**Problem details**
Could you rewrite the data below with every "ruler-tick" replaced by "ruler-mark" and everything else left unchanged?

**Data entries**
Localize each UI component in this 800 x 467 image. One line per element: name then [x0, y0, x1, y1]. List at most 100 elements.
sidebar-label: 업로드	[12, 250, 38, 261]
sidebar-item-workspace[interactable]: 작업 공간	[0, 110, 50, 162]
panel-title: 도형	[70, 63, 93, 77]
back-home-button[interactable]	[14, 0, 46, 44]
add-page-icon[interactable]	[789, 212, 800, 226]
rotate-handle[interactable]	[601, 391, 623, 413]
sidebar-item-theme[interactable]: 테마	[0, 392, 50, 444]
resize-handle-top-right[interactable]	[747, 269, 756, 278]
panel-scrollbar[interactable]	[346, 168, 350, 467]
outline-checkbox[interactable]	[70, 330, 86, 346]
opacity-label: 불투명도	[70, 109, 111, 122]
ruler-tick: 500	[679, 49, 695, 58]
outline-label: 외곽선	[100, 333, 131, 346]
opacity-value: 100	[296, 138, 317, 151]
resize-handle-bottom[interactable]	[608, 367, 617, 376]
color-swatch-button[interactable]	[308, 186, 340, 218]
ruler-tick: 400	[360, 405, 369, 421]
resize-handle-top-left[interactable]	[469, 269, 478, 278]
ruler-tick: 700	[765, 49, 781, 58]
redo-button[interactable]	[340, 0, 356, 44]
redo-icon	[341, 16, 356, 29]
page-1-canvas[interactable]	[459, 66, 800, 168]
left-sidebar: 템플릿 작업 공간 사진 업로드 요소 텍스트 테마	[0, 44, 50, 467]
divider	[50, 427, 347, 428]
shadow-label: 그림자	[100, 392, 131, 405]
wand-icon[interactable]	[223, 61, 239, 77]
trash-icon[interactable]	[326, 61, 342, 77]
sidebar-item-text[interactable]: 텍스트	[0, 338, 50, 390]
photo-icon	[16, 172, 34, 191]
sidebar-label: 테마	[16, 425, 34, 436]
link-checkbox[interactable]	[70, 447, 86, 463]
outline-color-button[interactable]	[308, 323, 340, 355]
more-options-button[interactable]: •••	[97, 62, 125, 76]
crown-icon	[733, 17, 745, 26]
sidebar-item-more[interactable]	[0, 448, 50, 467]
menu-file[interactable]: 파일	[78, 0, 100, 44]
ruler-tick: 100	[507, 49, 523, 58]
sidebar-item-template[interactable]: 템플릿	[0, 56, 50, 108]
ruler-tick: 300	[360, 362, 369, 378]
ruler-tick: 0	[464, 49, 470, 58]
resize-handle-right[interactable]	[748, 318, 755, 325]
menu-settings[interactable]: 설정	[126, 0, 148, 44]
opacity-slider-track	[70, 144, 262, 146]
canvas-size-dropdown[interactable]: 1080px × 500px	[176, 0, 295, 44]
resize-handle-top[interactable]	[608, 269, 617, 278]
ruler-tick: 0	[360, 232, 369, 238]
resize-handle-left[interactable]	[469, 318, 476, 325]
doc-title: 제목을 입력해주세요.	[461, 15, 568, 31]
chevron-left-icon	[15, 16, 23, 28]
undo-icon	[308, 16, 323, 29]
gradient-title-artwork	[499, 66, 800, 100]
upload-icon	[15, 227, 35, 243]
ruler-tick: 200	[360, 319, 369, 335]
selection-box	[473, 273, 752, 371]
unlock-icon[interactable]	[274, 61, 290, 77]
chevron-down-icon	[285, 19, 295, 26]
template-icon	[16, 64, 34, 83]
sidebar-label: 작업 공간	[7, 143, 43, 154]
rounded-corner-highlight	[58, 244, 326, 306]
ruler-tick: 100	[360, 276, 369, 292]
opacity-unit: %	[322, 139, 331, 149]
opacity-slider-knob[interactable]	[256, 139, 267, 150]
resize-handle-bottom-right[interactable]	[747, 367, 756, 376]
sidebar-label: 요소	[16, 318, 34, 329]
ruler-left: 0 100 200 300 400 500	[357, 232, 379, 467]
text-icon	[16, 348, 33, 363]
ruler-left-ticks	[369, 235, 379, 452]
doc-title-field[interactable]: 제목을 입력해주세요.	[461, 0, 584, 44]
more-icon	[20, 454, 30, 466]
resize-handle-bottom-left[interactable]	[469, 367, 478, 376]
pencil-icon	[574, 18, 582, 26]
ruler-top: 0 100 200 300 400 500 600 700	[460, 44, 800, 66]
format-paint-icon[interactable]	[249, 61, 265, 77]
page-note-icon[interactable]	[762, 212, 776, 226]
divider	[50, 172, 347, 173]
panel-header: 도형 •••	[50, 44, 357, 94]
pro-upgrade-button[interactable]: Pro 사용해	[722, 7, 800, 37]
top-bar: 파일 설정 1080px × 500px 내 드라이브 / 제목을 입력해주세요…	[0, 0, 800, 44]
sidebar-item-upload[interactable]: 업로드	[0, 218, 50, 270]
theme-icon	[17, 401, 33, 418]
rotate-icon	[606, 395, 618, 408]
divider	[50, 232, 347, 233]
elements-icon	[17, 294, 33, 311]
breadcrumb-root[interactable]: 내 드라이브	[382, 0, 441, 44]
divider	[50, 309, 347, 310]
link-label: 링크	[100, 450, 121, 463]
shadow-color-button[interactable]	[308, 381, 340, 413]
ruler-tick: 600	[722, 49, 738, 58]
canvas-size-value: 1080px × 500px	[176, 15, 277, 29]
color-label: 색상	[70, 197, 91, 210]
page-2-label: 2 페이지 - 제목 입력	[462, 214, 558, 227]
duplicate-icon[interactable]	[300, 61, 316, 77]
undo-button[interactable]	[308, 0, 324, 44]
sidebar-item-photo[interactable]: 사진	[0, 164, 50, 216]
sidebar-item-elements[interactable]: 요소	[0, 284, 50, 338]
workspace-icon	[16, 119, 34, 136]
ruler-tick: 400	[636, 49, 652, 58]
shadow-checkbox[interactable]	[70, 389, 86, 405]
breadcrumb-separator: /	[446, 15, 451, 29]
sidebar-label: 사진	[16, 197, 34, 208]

**Exercise response**
Localize each UI component in this 800 x 467 image. One line per element: name then [x0, y0, x1, y1]. List at most 100 elements.
sidebar-label: 업로드	[12, 250, 38, 261]
sidebar-item-workspace[interactable]: 작업 공간	[0, 110, 50, 162]
panel-title: 도형	[70, 63, 93, 77]
back-home-button[interactable]	[14, 0, 46, 44]
add-page-icon[interactable]	[789, 212, 800, 226]
rotate-handle[interactable]	[601, 391, 623, 413]
sidebar-item-theme[interactable]: 테마	[0, 392, 50, 444]
resize-handle-top-right[interactable]	[747, 269, 756, 278]
panel-scrollbar[interactable]	[346, 168, 350, 467]
outline-checkbox[interactable]	[70, 330, 86, 346]
opacity-label: 불투명도	[70, 109, 111, 122]
ruler-mark: 500	[679, 49, 695, 58]
outline-label: 외곽선	[100, 333, 131, 346]
opacity-value: 100	[296, 138, 317, 151]
resize-handle-bottom[interactable]	[608, 367, 617, 376]
color-swatch-button[interactable]	[308, 186, 340, 218]
ruler-mark: 400	[360, 405, 369, 421]
resize-handle-top-left[interactable]	[469, 269, 478, 278]
ruler-mark: 700	[765, 49, 781, 58]
redo-button[interactable]	[340, 0, 356, 44]
redo-icon	[341, 16, 356, 29]
page-1-canvas[interactable]	[459, 66, 800, 168]
left-sidebar: 템플릿 작업 공간 사진 업로드 요소 텍스트 테마	[0, 44, 50, 467]
divider	[50, 427, 347, 428]
shadow-label: 그림자	[100, 392, 131, 405]
wand-icon[interactable]	[223, 61, 239, 77]
trash-icon[interactable]	[326, 61, 342, 77]
sidebar-item-text[interactable]: 텍스트	[0, 338, 50, 390]
photo-icon	[16, 172, 34, 191]
sidebar-label: 테마	[16, 425, 34, 436]
link-checkbox[interactable]	[70, 447, 86, 463]
outline-color-button[interactable]	[308, 323, 340, 355]
more-options-button[interactable]: •••	[97, 62, 125, 76]
crown-icon	[733, 17, 745, 26]
sidebar-item-more[interactable]	[0, 448, 50, 467]
menu-file[interactable]: 파일	[78, 0, 100, 44]
ruler-mark: 100	[507, 49, 523, 58]
sidebar-item-template[interactable]: 템플릿	[0, 56, 50, 108]
ruler-mark: 300	[360, 362, 369, 378]
ruler-mark: 0	[464, 49, 470, 58]
resize-handle-right[interactable]	[748, 318, 755, 325]
menu-settings[interactable]: 설정	[126, 0, 148, 44]
opacity-slider-track	[70, 144, 262, 146]
canvas-size-dropdown[interactable]: 1080px × 500px	[176, 0, 295, 44]
resize-handle-top[interactable]	[608, 269, 617, 278]
ruler-mark: 0	[360, 232, 369, 238]
resize-handle-left[interactable]	[469, 318, 476, 325]
doc-title: 제목을 입력해주세요.	[461, 15, 568, 31]
chevron-left-icon	[15, 16, 23, 28]
undo-icon	[308, 16, 323, 29]
gradient-title-artwork	[499, 66, 800, 100]
upload-icon	[15, 227, 35, 243]
ruler-mark: 200	[360, 319, 369, 335]
selection-box	[473, 273, 752, 371]
unlock-icon[interactable]	[274, 61, 290, 77]
chevron-down-icon	[285, 19, 295, 26]
template-icon	[16, 64, 34, 83]
sidebar-label: 작업 공간	[7, 143, 43, 154]
rounded-corner-highlight	[58, 244, 326, 306]
ruler-mark: 100	[360, 276, 369, 292]
opacity-unit: %	[322, 139, 331, 149]
opacity-slider-knob[interactable]	[256, 139, 267, 150]
resize-handle-bottom-right[interactable]	[747, 367, 756, 376]
sidebar-label: 요소	[16, 318, 34, 329]
ruler-left: 0 100 200 300 400 500	[357, 232, 379, 467]
text-icon	[16, 348, 33, 363]
ruler-left-ticks	[369, 235, 379, 452]
doc-title-field[interactable]: 제목을 입력해주세요.	[461, 0, 584, 44]
more-icon	[20, 454, 30, 466]
resize-handle-bottom-left[interactable]	[469, 367, 478, 376]
pencil-icon	[574, 18, 582, 26]
ruler-top: 0 100 200 300 400 500 600 700	[460, 44, 800, 66]
format-paint-icon[interactable]	[249, 61, 265, 77]
page-note-icon[interactable]	[762, 212, 776, 226]
divider	[50, 172, 347, 173]
panel-header: 도형 •••	[50, 44, 357, 94]
pro-upgrade-button[interactable]: Pro 사용해	[722, 7, 800, 37]
top-bar: 파일 설정 1080px × 500px 내 드라이브 / 제목을 입력해주세요…	[0, 0, 800, 44]
sidebar-item-upload[interactable]: 업로드	[0, 218, 50, 270]
theme-icon	[17, 401, 33, 418]
rotate-icon	[606, 395, 618, 408]
divider	[50, 232, 347, 233]
elements-icon	[17, 294, 33, 311]
breadcrumb-root[interactable]: 내 드라이브	[382, 0, 441, 44]
divider	[50, 309, 347, 310]
link-label: 링크	[100, 450, 121, 463]
shadow-color-button[interactable]	[308, 381, 340, 413]
ruler-mark: 600	[722, 49, 738, 58]
canvas-size-value: 1080px × 500px	[176, 15, 277, 29]
color-label: 색상	[70, 197, 91, 210]
page-2-label: 2 페이지 - 제목 입력	[462, 214, 558, 227]
duplicate-icon[interactable]	[300, 61, 316, 77]
undo-button[interactable]	[308, 0, 324, 44]
sidebar-item-photo[interactable]: 사진	[0, 164, 50, 216]
sidebar-item-elements[interactable]: 요소	[0, 284, 50, 338]
workspace-icon	[16, 119, 34, 136]
ruler-mark: 400	[636, 49, 652, 58]
shadow-checkbox[interactable]	[70, 389, 86, 405]
breadcrumb-separator: /	[446, 15, 451, 29]
sidebar-label: 사진	[16, 197, 34, 208]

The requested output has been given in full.